» **Stated exercise**: Where a line in the listing below contains the word "ვაჭრობა", copy that line.

Start Data lines

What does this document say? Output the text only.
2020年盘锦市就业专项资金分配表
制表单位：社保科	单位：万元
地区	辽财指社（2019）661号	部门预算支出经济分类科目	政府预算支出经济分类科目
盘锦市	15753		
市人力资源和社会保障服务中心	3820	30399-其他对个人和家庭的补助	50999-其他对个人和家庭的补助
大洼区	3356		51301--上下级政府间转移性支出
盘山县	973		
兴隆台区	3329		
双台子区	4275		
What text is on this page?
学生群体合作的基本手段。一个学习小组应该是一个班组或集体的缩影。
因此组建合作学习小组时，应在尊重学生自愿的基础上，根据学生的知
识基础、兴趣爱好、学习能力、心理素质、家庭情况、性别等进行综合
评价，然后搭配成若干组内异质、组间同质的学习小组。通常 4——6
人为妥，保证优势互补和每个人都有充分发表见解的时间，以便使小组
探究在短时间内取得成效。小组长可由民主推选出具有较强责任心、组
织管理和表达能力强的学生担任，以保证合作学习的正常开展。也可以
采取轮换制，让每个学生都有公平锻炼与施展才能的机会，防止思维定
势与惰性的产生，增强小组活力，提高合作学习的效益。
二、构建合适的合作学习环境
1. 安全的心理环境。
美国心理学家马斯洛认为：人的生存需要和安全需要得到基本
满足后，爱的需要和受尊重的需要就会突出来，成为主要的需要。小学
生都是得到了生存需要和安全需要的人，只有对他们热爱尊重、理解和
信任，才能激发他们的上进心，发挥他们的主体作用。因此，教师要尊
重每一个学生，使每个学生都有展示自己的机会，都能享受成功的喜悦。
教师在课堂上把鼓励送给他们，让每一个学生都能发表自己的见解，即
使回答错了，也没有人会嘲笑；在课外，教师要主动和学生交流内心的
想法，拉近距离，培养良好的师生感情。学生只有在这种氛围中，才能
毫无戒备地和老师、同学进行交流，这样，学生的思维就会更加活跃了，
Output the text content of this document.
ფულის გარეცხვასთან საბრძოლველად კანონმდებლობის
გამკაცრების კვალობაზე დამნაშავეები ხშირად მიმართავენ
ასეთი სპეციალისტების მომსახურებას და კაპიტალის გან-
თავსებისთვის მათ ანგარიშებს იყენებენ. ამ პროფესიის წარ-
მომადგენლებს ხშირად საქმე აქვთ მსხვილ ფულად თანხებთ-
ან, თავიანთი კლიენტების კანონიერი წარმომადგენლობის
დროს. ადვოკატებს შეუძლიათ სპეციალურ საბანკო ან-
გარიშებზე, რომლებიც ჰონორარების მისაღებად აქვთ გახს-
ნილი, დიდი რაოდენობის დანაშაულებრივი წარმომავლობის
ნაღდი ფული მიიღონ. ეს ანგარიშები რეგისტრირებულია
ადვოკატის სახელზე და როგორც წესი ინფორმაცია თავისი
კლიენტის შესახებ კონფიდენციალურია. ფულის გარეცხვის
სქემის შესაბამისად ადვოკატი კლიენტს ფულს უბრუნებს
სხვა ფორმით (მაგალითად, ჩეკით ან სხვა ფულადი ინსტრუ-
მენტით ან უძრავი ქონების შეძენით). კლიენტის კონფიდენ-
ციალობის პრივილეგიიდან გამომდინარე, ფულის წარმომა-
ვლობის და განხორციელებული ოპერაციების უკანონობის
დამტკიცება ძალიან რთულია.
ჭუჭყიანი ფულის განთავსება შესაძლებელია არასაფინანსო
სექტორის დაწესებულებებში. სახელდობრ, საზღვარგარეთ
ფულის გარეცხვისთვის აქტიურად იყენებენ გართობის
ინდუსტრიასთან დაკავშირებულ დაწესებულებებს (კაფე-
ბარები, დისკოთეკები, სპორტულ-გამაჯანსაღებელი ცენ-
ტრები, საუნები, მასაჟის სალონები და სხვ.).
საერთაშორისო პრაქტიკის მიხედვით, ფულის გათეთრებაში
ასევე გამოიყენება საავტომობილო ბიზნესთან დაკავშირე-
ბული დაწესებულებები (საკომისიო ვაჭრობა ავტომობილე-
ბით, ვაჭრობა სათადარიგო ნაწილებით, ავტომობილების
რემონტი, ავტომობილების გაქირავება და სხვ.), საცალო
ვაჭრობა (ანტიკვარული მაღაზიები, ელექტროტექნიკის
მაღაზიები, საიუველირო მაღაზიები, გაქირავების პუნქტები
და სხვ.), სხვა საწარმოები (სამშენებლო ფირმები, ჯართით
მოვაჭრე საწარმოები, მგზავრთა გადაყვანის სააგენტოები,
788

End Data lines

» **Task response**:
ბული დაწესებულებები (საკომისიო ვაჭრობა ავტომობილე-
ბით, ვაჭრობა სათადარიგო ნაწილებით, ავტომობილების
ვაჭრობა (ანტიკვარული მაღაზიები, ელექტროტექნიკის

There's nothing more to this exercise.